• Given records:
^^^^
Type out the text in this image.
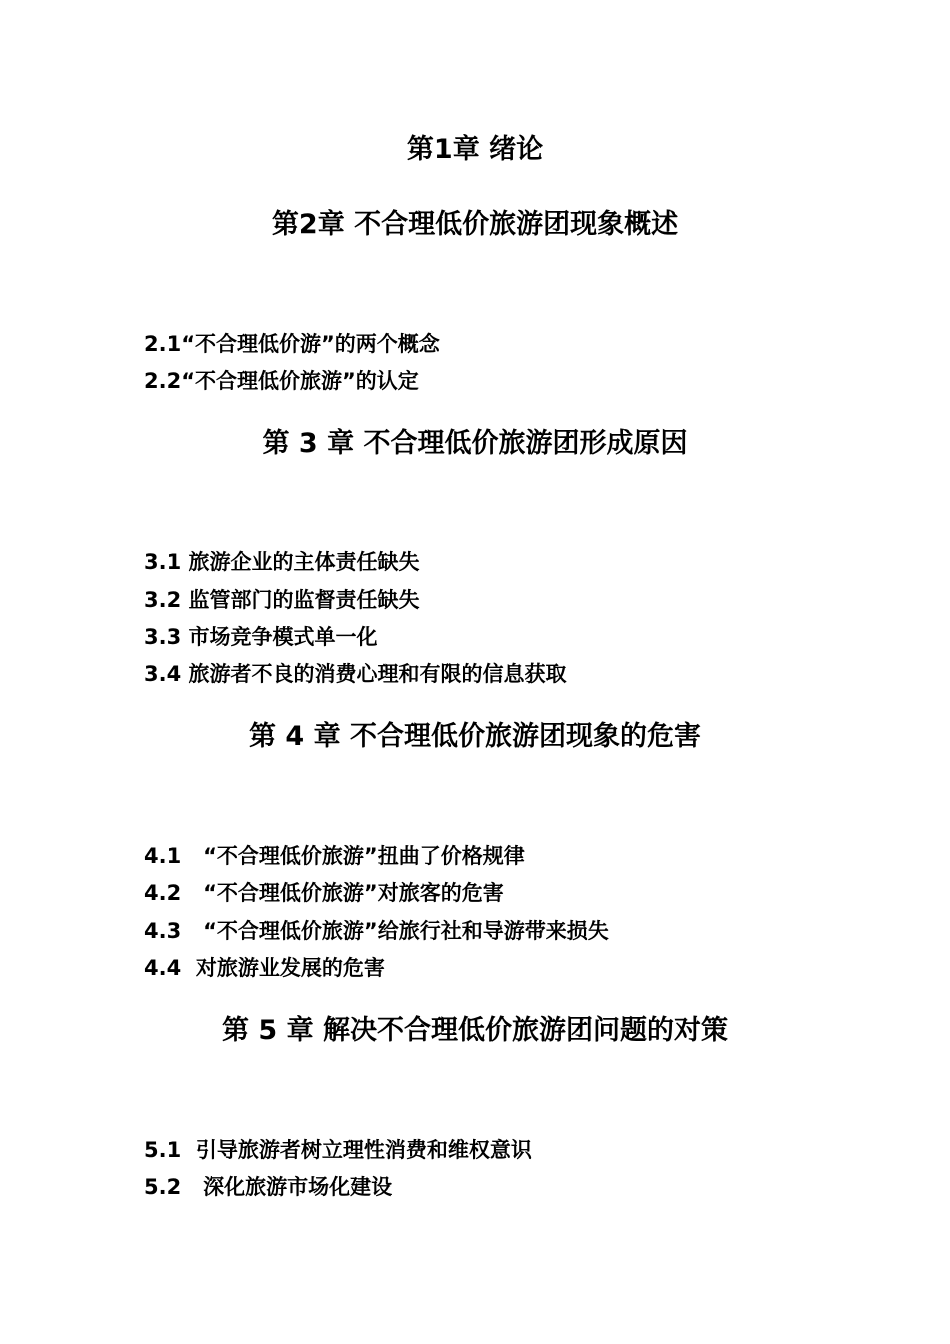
第1章 绪论
第2章 不合理低价旅游团现象概述

2.1“不合理低价游”的两个概念

2.2“不合理低价旅游”的认定

第 3 章 不合理低价旅游团形成原因

3.1 旅游企业的主体责任缺失

3.2 监管部门的监督责任缺失

3.3 市场竞争模式单一化

3.4 旅游者不良的消费心理和有限的信息获取

第 4 章 不合理低价旅游团现象的危害

4.1   “不合理低价旅游”扭曲了价格规律

4.2   “不合理低价旅游”对旅客的危害

4.3   “不合理低价旅游”给旅行社和导游带来损失

4.4  对旅游业发展的危害

第 5 章 解决不合理低价旅游团问题的对策

5.1  引导旅游者树立理性消费和维权意识

5.2   深化旅游市场化建设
^^^^
• Exercise task: Repeat the material exactly as it reads, without any of its pictures.

• Full answer:
Type out the text in this image.
第1章 绪论
第2章 不合理低价旅游团现象概述

2.1“不合理低价游”的两个概念

2.2“不合理低价旅游”的认定

第 3 章 不合理低价旅游团形成原因

3.1 旅游企业的主体责任缺失

3.2 监管部门的监督责任缺失

3.3 市场竞争模式单一化

3.4 旅游者不良的消费心理和有限的信息获取

第 4 章 不合理低价旅游团现象的危害

4.1   “不合理低价旅游”扭曲了价格规律

4.2   “不合理低价旅游”对旅客的危害

4.3   “不合理低价旅游”给旅行社和导游带来损失

4.4  对旅游业发展的危害

第 5 章 解决不合理低价旅游团问题的对策

5.1  引导旅游者树立理性消费和维权意识

5.2   深化旅游市场化建设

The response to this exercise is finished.